::: Source records :::
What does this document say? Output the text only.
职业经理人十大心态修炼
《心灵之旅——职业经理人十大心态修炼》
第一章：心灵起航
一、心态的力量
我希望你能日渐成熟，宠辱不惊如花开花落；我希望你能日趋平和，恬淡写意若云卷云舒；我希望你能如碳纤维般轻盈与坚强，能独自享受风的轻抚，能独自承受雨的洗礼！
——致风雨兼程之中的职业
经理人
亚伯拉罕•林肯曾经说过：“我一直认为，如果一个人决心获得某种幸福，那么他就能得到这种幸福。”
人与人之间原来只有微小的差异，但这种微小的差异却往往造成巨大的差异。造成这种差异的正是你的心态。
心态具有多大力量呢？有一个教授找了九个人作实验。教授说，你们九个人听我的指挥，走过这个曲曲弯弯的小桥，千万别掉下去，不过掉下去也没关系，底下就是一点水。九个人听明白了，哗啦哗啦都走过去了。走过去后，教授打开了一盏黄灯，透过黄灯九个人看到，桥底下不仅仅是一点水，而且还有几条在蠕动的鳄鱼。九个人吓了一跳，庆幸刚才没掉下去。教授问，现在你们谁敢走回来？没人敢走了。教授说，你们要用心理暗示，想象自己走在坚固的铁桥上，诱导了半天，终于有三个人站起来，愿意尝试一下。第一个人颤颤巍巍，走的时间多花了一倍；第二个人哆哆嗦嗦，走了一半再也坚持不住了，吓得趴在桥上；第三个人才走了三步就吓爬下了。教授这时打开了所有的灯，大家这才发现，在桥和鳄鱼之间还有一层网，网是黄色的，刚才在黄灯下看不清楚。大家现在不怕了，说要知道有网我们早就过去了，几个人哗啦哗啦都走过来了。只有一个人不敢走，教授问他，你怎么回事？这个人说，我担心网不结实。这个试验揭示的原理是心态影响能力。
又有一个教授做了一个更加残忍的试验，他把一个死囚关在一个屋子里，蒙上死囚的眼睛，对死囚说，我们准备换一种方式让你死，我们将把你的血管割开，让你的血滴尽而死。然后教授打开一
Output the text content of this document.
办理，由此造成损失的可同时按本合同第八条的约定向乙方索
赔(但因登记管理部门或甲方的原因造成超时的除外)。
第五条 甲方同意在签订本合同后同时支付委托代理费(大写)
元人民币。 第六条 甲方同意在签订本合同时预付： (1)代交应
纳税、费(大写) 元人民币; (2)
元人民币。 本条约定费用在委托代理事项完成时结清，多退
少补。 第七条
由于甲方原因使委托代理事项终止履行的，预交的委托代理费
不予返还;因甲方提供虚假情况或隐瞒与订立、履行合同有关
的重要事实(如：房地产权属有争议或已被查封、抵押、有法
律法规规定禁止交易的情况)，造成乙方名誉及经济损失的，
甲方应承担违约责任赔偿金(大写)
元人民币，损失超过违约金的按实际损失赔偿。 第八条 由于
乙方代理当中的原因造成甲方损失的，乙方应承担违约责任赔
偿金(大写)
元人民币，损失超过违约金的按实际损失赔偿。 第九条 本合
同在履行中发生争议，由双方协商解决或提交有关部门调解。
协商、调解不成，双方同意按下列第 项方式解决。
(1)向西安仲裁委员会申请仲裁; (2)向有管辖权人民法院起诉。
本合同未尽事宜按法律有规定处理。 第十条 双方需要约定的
:::
# [Exercise directions]
Nothing may be left out: return each entry exactly as it reads.

# [Response below]
What does this document say? Output the text only.
职业经理人十大心态修炼
《心灵之旅——职业经理人十大心态修炼》
第一章：心灵起航
一、心态的力量
我希望你能日渐成熟，宠辱不惊如花开花落；我希望你能日趋平和，恬淡写意若云卷云舒；我希望你能如碳纤维般轻盈与坚强，能独自享受风的轻抚，能独自承受雨的洗礼！
——致风雨兼程之中的职业
经理人
亚伯拉罕•林肯曾经说过：“我一直认为，如果一个人决心获得某种幸福，那么他就能得到这种幸福。”
人与人之间原来只有微小的差异，但这种微小的差异却往往造成巨大的差异。造成这种差异的正是你的心态。
心态具有多大力量呢？有一个教授找了九个人作实验。教授说，你们九个人听我的指挥，走过这个曲曲弯弯的小桥，千万别掉下去，不过掉下去也没关系，底下就是一点水。九个人听明白了，哗啦哗啦都走过去了。走过去后，教授打开了一盏黄灯，透过黄灯九个人看到，桥底下不仅仅是一点水，而且还有几条在蠕动的鳄鱼。九个人吓了一跳，庆幸刚才没掉下去。教授问，现在你们谁敢走回来？没人敢走了。教授说，你们要用心理暗示，想象自己走在坚固的铁桥上，诱导了半天，终于有三个人站起来，愿意尝试一下。第一个人颤颤巍巍，走的时间多花了一倍；第二个人哆哆嗦嗦，走了一半再也坚持不住了，吓得趴在桥上；第三个人才走了三步就吓爬下了。教授这时打开了所有的灯，大家这才发现，在桥和鳄鱼之间还有一层网，网是黄色的，刚才在黄灯下看不清楚。大家现在不怕了，说要知道有网我们早就过去了，几个人哗啦哗啦都走过来了。只有一个人不敢走，教授问他，你怎么回事？这个人说，我担心网不结实。这个试验揭示的原理是心态影响能力。
又有一个教授做了一个更加残忍的试验，他把一个死囚关在一个屋子里，蒙上死囚的眼睛，对死囚说，我们准备换一种方式让你死，我们将把你的血管割开，让你的血滴尽而死。然后教授打开一
Output the text content of this document.
办理，由此造成损失的可同时按本合同第八条的约定向乙方索
赔(但因登记管理部门或甲方的原因造成超时的除外)。
第五条 甲方同意在签订本合同后同时支付委托代理费(大写)
元人民币。 第六条 甲方同意在签订本合同时预付： (1)代交应
纳税、费(大写) 元人民币; (2)
元人民币。 本条约定费用在委托代理事项完成时结清，多退
少补。 第七条
由于甲方原因使委托代理事项终止履行的，预交的委托代理费
不予返还;因甲方提供虚假情况或隐瞒与订立、履行合同有关
的重要事实(如：房地产权属有争议或已被查封、抵押、有法
律法规规定禁止交易的情况)，造成乙方名誉及经济损失的，
甲方应承担违约责任赔偿金(大写)
元人民币，损失超过违约金的按实际损失赔偿。 第八条 由于
乙方代理当中的原因造成甲方损失的，乙方应承担违约责任赔
偿金(大写)
元人民币，损失超过违约金的按实际损失赔偿。 第九条 本合
同在履行中发生争议，由双方协商解决或提交有关部门调解。
协商、调解不成，双方同意按下列第 项方式解决。
(1)向西安仲裁委员会申请仲裁; (2)向有管辖权人民法院起诉。
本合同未尽事宜按法律有规定处理。 第十条 双方需要约定的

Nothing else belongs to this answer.